= Problem details =
Return all entries word for word, but drop any images.

= Data for processing =
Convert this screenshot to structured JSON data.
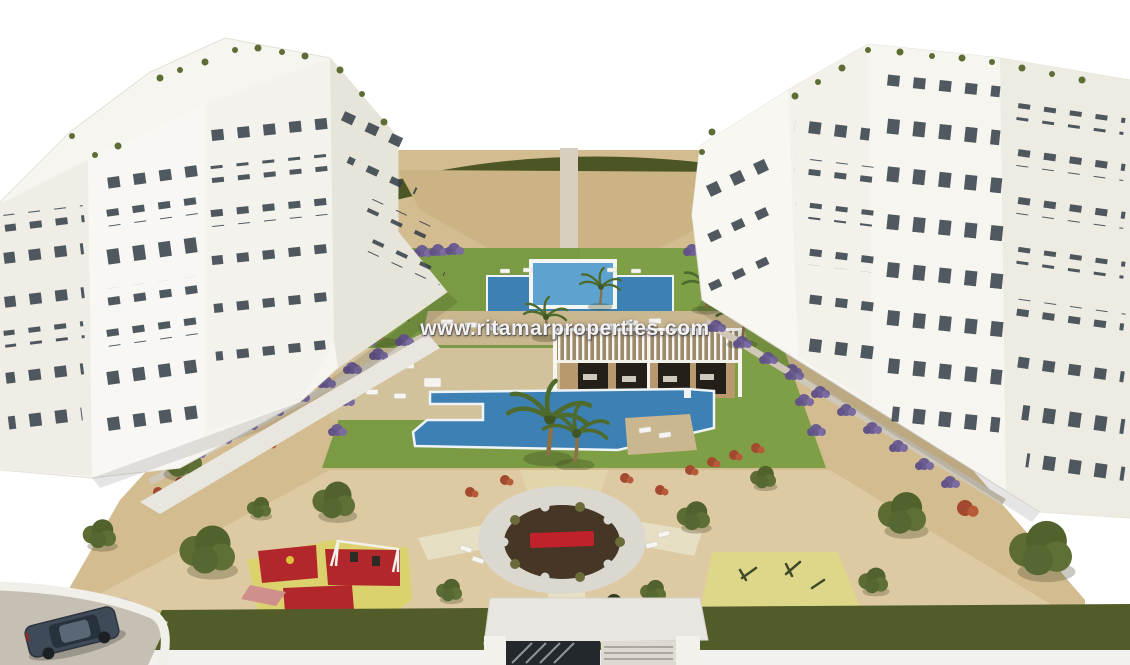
{
  "watermark": {
    "text": "www.ritamarproperties.com"
  },
  "colors": {
    "background": "#ffffff",
    "sand": "#d3bd90",
    "sand_light": "#decda7",
    "grass": "#7a9a43",
    "hedge_top": "#4c5624",
    "hedge_perimeter": "#515c28",
    "pool": "#3c80b4",
    "pool_raised": "#5ea3cf",
    "deck": "#cbb78f",
    "pergola_wall": "#b8986d",
    "plaza_ring": "#dbd8d0",
    "plaza_center": "#463626",
    "bench_red": "#c0212b",
    "playground_yellow": "#dbd26d",
    "playground_red": "#b2272b",
    "fitness_yellow": "#ded789",
    "purple_shrub": "#6c5d91",
    "red_shrub": "#a2492f",
    "tree_olive": "#56682f",
    "building_white": "#f6f5f0",
    "window_dark": "#333d47",
    "walkway": "#e8e6df",
    "road": "#c6c0b4",
    "car_body": "#3e4a58"
  }
}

= Exercise result =
Convert this screenshot to structured JSON data.
{
  "watermark": {
    "text": "www.ritamarproperties.com"
  },
  "colors": {
    "background": "#ffffff",
    "sand": "#d3bd90",
    "sand_light": "#decda7",
    "grass": "#7a9a43",
    "hedge_top": "#4c5624",
    "hedge_perimeter": "#515c28",
    "pool": "#3c80b4",
    "pool_raised": "#5ea3cf",
    "deck": "#cbb78f",
    "pergola_wall": "#b8986d",
    "plaza_ring": "#dbd8d0",
    "plaza_center": "#463626",
    "bench_red": "#c0212b",
    "playground_yellow": "#dbd26d",
    "playground_red": "#b2272b",
    "fitness_yellow": "#ded789",
    "purple_shrub": "#6c5d91",
    "red_shrub": "#a2492f",
    "tree_olive": "#56682f",
    "building_white": "#f6f5f0",
    "window_dark": "#333d47",
    "walkway": "#e8e6df",
    "road": "#c6c0b4",
    "car_body": "#3e4a58"
  }
}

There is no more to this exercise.